Each line holding the word "button" counts once; give the total and nothing more.

##### Dataset

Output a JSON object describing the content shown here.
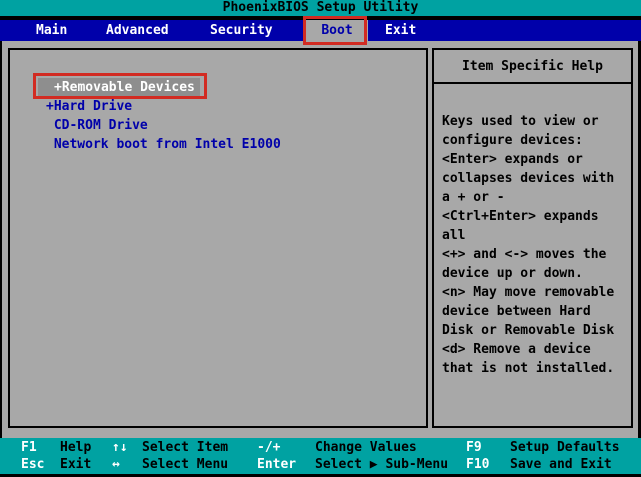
{
  "title_bar": {
    "title": "PhoenixBIOS Setup Utility"
  },
  "menu_bar": {
    "items": [
      {
        "label": "Main",
        "selected": false
      },
      {
        "label": "Advanced",
        "selected": false
      },
      {
        "label": "Security",
        "selected": false
      },
      {
        "label": "Boot",
        "selected": true
      },
      {
        "label": "Exit",
        "selected": false
      }
    ]
  },
  "boot_list": {
    "items": [
      {
        "label": "+Removable Devices",
        "selected": true
      },
      {
        "label": "+Hard Drive",
        "selected": false
      },
      {
        "label": " CD-ROM Drive",
        "selected": false
      },
      {
        "label": " Network boot from Intel E1000",
        "selected": false
      }
    ]
  },
  "help_panel": {
    "title": "Item Specific Help",
    "lines": [
      "Keys used to view or",
      "configure devices:",
      "<Enter> expands or",
      "collapses devices with",
      "a + or -",
      "<Ctrl+Enter> expands",
      "all",
      "<+> and <-> moves the",
      "device up or down.",
      "<n> May move removable",
      "device between Hard",
      "Disk or Removable Disk",
      "<d> Remove a device",
      "that is not installed."
    ]
  },
  "footer": {
    "row1": [
      {
        "key": "F1",
        "desc": "Help"
      },
      {
        "key": "↑↓",
        "desc": "Select Item"
      },
      {
        "key": "-/+",
        "desc": "Change Values"
      },
      {
        "key": "F9",
        "desc": "Setup Defaults"
      }
    ],
    "row2": [
      {
        "key": "Esc",
        "desc": "Exit"
      },
      {
        "key": "↔",
        "desc": "Select Menu"
      },
      {
        "key": "Enter",
        "desc": "Select ▶ Sub-Menu"
      },
      {
        "key": "F10",
        "desc": "Save and Exit"
      }
    ]
  },
  "annotations": {
    "boxes": [
      "boot-tab-highlight",
      "removable-devices-highlight"
    ],
    "color": "#d22b22"
  },
  "colors": {
    "teal": "#00a2a2",
    "menu_blue": "#0000aa",
    "bg_gray": "#a8a8a8",
    "item_text_blue": "#0000aa",
    "selected_item_bg": "#8e8e8e",
    "annotation_red": "#d22b22"
  }
}
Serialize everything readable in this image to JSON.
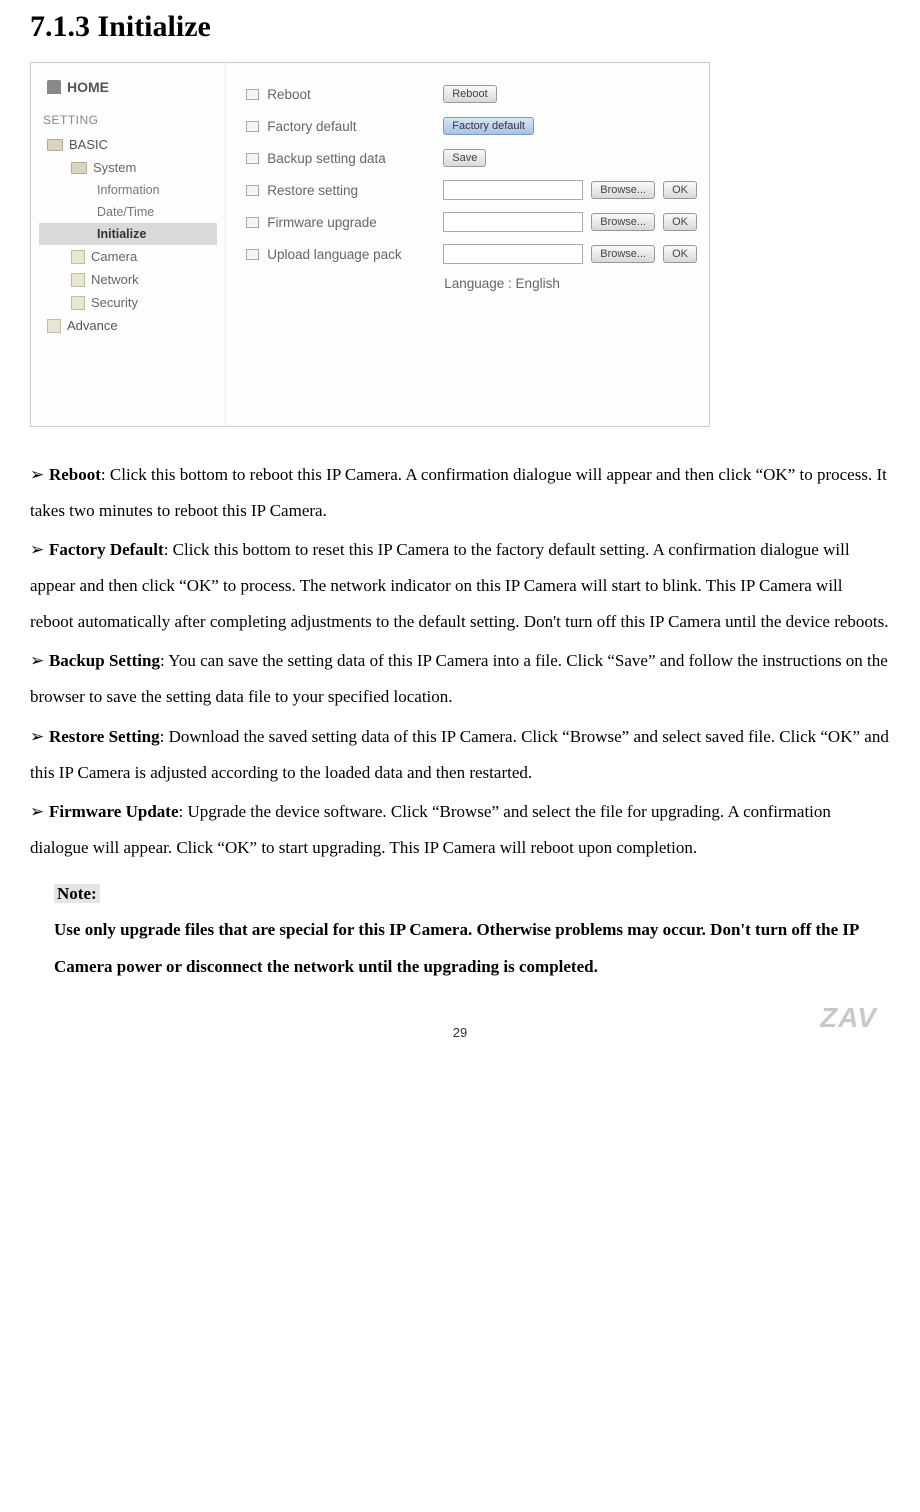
{
  "heading": "7.1.3 Initialize",
  "screenshot": {
    "nav": {
      "home": "HOME",
      "setting": "SETTING",
      "basic": "BASIC",
      "system": "System",
      "subitems": {
        "information": "Information",
        "datetime": "Date/Time",
        "initialize": "Initialize"
      },
      "camera": "Camera",
      "network": "Network",
      "security": "Security",
      "advance": "Advance"
    },
    "rows": {
      "reboot": {
        "label": "Reboot",
        "button": "Reboot"
      },
      "factory": {
        "label": "Factory default",
        "button": "Factory default"
      },
      "backup": {
        "label": "Backup setting data",
        "button": "Save"
      },
      "restore": {
        "label": "Restore setting",
        "browse": "Browse...",
        "ok": "OK"
      },
      "firmware": {
        "label": "Firmware upgrade",
        "browse": "Browse...",
        "ok": "OK"
      },
      "language": {
        "label": "Upload language pack",
        "browse": "Browse...",
        "ok": "OK"
      },
      "langline": "Language : English"
    }
  },
  "paragraphs": {
    "p1_title": "Reboot",
    "p1_body": ": Click this bottom to reboot this IP Camera. A confirmation dialogue will appear and then click “OK” to process. It takes two minutes to reboot this IP Camera.",
    "p2_title": "Factory Default",
    "p2_body": ": Click this bottom to reset this IP Camera to the factory default setting. A confirmation dialogue will appear and then click “OK” to process. The network indicator on this IP Camera will start to blink. This IP Camera will reboot automatically after completing adjustments to the default setting. Don't turn off this IP Camera until the device reboots.",
    "p3_title": "Backup Setting",
    "p3_body": ": You can save the setting data of this IP Camera into a file. Click “Save” and follow the instructions on the browser to save the setting data file to your specified location.",
    "p4_title": "Restore Setting",
    "p4_body": ": Download the saved setting data of this IP Camera. Click “Browse” and select saved file. Click “OK” and this IP Camera is adjusted according to the loaded data and then restarted.",
    "p5_title": "Firmware Update",
    "p5_body": ": Upgrade the device software. Click “Browse” and select the file for upgrading. A confirmation dialogue will appear. Click “OK” to start upgrading. This IP Camera will reboot upon completion."
  },
  "note": {
    "label": "Note:",
    "body": "Use only upgrade files that are special for this IP Camera. Otherwise problems may occur. Don't turn off the IP Camera power or disconnect the network until the upgrading is completed."
  },
  "page_number": "29",
  "footer_logo": "ZAV"
}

##########

◆ **Final result**:
3